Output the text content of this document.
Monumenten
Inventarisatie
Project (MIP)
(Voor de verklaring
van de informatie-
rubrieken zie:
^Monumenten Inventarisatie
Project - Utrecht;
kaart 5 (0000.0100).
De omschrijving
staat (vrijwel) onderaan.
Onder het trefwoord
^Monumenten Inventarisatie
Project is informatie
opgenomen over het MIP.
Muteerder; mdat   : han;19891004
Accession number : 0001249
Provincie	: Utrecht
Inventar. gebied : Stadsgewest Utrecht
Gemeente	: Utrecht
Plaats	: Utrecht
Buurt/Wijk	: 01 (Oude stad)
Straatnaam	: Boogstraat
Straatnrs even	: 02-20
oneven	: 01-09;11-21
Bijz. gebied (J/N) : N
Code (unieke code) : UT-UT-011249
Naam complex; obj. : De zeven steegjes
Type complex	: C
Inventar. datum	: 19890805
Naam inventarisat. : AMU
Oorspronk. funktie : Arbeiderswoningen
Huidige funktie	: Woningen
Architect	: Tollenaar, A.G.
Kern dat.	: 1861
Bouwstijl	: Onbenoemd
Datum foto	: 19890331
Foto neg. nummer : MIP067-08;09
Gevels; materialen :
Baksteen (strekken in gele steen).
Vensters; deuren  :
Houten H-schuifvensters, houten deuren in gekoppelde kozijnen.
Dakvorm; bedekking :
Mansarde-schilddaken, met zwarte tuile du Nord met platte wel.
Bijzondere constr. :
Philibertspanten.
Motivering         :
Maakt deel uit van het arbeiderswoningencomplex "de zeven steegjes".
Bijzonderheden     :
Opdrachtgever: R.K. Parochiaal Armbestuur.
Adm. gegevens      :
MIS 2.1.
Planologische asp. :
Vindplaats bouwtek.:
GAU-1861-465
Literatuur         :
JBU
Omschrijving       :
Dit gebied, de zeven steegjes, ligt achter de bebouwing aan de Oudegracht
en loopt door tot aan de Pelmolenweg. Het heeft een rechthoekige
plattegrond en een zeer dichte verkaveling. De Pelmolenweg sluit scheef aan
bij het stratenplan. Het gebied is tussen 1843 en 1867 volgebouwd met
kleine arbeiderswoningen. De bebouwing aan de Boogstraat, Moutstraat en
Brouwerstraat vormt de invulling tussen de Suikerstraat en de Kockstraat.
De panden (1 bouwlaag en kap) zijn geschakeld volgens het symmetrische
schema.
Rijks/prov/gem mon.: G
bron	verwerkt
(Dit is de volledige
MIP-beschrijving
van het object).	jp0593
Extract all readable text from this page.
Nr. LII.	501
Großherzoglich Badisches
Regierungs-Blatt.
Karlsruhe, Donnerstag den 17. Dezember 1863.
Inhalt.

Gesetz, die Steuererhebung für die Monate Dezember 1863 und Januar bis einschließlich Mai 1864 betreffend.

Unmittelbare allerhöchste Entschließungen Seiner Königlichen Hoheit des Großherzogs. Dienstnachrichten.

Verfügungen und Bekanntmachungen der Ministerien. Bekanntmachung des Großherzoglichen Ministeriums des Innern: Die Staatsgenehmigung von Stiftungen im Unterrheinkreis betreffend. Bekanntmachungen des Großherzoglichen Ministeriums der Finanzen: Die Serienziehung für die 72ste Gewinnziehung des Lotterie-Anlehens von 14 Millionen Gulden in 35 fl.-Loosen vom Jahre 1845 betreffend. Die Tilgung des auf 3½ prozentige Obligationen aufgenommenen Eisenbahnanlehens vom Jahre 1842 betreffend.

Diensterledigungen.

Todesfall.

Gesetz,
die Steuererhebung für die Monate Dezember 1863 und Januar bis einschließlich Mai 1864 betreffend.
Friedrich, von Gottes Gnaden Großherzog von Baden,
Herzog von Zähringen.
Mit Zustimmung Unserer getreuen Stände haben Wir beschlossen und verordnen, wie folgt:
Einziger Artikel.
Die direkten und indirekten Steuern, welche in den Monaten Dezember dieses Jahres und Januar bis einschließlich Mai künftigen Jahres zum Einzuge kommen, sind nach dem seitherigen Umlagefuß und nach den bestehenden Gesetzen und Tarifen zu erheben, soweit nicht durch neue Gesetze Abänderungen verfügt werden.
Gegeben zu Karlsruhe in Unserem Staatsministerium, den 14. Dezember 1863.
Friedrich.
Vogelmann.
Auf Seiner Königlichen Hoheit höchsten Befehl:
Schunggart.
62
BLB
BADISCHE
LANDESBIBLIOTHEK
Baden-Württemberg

____

▸ **Goal of the exercise**:
Read the listing line by line, and copy each line in which the word "Boogstraat" is found.

▸ **Problem solution**:
Straatnaam	: Boogstraat
kleine arbeiderswoningen. De bebouwing aan de Boogstraat, Moutstraat en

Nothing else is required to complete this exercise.